## SET TASK
Gather all lines in the data that hold the string "الإسلام".
━━━━
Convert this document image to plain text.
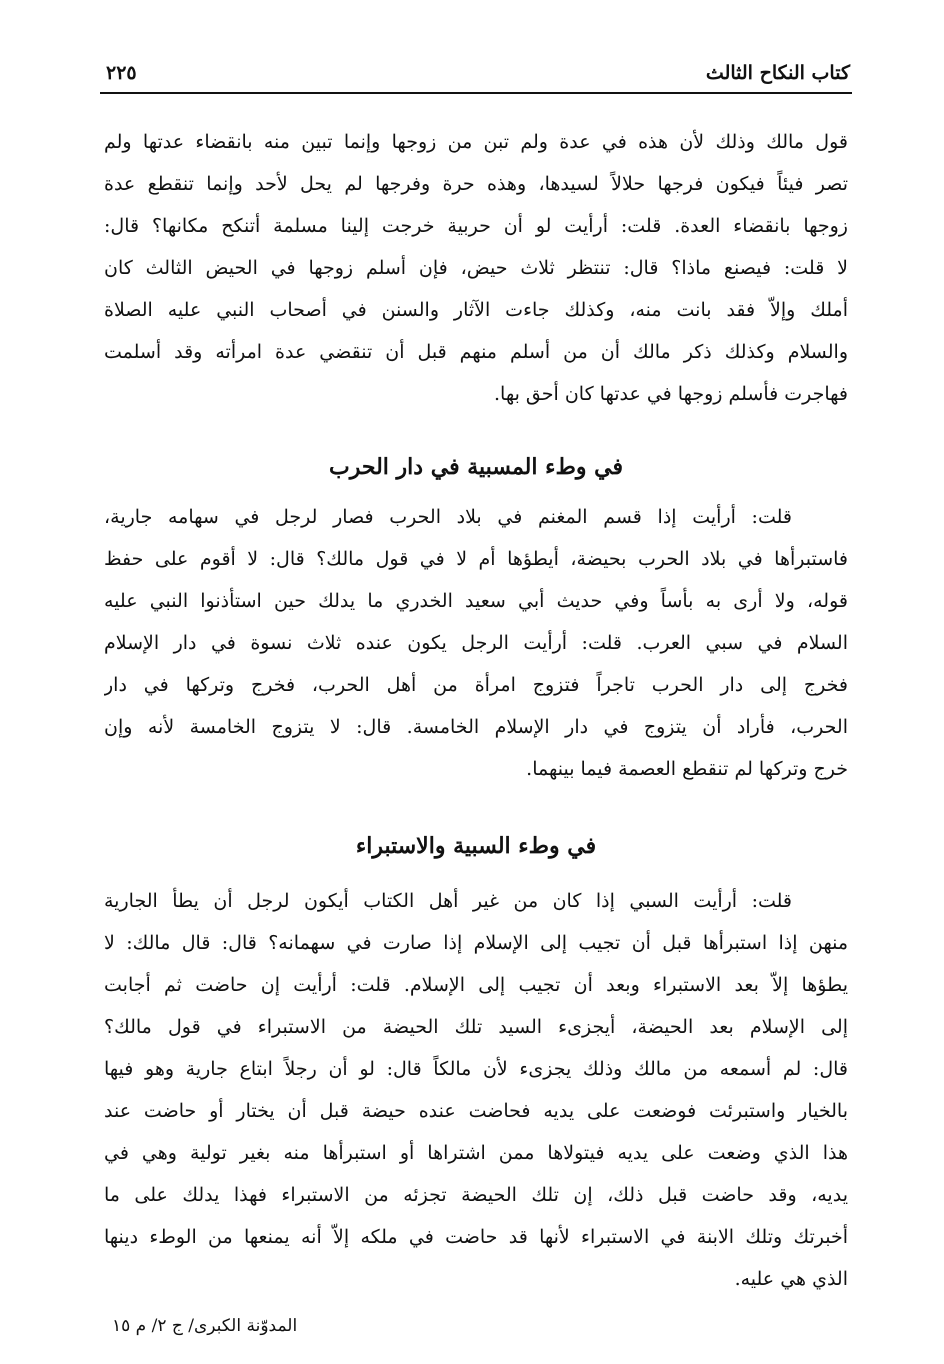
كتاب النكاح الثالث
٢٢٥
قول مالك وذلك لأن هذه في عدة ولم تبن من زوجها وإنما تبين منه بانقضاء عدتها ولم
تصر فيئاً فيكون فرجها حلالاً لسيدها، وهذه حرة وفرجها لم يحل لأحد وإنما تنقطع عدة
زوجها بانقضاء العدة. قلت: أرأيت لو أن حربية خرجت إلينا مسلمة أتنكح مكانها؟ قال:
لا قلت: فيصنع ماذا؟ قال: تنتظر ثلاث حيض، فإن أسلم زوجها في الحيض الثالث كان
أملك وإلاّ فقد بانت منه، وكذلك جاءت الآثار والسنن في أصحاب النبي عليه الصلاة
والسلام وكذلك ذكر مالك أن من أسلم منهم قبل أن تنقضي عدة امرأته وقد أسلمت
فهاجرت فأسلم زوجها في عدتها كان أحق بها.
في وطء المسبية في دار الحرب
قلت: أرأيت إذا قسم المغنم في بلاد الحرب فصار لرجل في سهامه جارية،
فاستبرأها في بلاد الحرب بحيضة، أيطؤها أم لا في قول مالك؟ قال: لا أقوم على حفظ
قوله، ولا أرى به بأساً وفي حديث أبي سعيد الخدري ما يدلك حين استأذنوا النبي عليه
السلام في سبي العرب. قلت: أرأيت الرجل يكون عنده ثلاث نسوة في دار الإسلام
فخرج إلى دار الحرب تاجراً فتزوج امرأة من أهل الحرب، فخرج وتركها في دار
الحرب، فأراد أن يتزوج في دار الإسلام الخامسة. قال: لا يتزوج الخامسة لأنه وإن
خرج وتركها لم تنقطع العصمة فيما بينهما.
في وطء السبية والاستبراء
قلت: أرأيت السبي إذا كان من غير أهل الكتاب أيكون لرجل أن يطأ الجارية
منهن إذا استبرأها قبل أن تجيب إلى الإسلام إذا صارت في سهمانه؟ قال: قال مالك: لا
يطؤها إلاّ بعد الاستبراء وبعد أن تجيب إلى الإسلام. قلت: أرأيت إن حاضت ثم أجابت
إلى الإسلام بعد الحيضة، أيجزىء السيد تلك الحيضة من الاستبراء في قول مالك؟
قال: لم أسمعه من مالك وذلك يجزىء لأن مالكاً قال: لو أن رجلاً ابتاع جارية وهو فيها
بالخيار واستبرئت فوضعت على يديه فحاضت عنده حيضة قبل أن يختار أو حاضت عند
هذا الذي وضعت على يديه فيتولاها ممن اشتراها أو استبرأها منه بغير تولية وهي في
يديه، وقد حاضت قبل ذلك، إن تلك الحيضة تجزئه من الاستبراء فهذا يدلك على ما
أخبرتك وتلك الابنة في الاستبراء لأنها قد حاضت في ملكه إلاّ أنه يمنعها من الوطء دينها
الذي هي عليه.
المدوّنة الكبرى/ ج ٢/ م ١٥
━━━━
## ANSWER IN FULL
السلام في سبي العرب. قلت: أرأيت الرجل يكون عنده ثلاث نسوة في دار الإسلام
الحرب، فأراد أن يتزوج في دار الإسلام الخامسة. قال: لا يتزوج الخامسة لأنه وإن
منهن إذا استبرأها قبل أن تجيب إلى الإسلام إذا صارت في سهمانه؟ قال: قال مالك: لا
يطؤها إلاّ بعد الاستبراء وبعد أن تجيب إلى الإسلام. قلت: أرأيت إن حاضت ثم أجابت
إلى الإسلام بعد الحيضة، أيجزىء السيد تلك الحيضة من الاستبراء في قول مالك؟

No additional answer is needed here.